**Exercise prompt:**
Repeat every line below exactly, word for word.

Stored data
+---+

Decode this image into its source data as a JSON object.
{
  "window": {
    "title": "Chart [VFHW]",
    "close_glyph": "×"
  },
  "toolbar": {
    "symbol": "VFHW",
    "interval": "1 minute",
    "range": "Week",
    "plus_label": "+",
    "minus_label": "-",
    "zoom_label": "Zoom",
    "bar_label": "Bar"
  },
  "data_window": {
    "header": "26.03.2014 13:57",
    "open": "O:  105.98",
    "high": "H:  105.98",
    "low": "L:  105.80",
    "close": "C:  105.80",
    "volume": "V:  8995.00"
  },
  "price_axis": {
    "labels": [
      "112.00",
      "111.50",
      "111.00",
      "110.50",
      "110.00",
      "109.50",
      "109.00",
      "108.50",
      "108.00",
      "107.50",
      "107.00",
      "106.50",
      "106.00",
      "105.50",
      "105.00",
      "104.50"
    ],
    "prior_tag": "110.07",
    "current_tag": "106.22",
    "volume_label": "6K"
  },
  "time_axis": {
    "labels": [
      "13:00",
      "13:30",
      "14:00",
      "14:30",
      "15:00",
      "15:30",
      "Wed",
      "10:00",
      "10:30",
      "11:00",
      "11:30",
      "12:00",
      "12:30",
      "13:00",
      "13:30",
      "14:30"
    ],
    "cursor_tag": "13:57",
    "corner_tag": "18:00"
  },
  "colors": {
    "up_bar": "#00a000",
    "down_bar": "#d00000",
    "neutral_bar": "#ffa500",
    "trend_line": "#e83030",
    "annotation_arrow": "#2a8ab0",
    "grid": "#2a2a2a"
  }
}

+---+

**Solution:**
Decode this image into its source data as a JSON object.
{
  "window": {
    "title": "Chart [VFHW]",
    "close_glyph": "×"
  },
  "toolbar": {
    "symbol": "VFHW",
    "interval": "1 minute",
    "range": "Week",
    "plus_label": "+",
    "minus_label": "-",
    "zoom_label": "Zoom",
    "bar_label": "Bar"
  },
  "data_window": {
    "header": "26.03.2014 13:57",
    "open": "O:  105.98",
    "high": "H:  105.98",
    "low": "L:  105.80",
    "close": "C:  105.80",
    "volume": "V:  8995.00"
  },
  "price_axis": {
    "labels": [
      "112.00",
      "111.50",
      "111.00",
      "110.50",
      "110.00",
      "109.50",
      "109.00",
      "108.50",
      "108.00",
      "107.50",
      "107.00",
      "106.50",
      "106.00",
      "105.50",
      "105.00",
      "104.50"
    ],
    "prior_tag": "110.07",
    "current_tag": "106.22",
    "volume_label": "6K"
  },
  "time_axis": {
    "labels": [
      "13:00",
      "13:30",
      "14:00",
      "14:30",
      "15:00",
      "15:30",
      "Wed",
      "10:00",
      "10:30",
      "11:00",
      "11:30",
      "12:00",
      "12:30",
      "13:00",
      "13:30",
      "14:30"
    ],
    "cursor_tag": "13:57",
    "corner_tag": "18:00"
  },
  "colors": {
    "up_bar": "#00a000",
    "down_bar": "#d00000",
    "neutral_bar": "#ffa500",
    "trend_line": "#e83030",
    "annotation_arrow": "#2a8ab0",
    "grid": "#2a2a2a"
  }
}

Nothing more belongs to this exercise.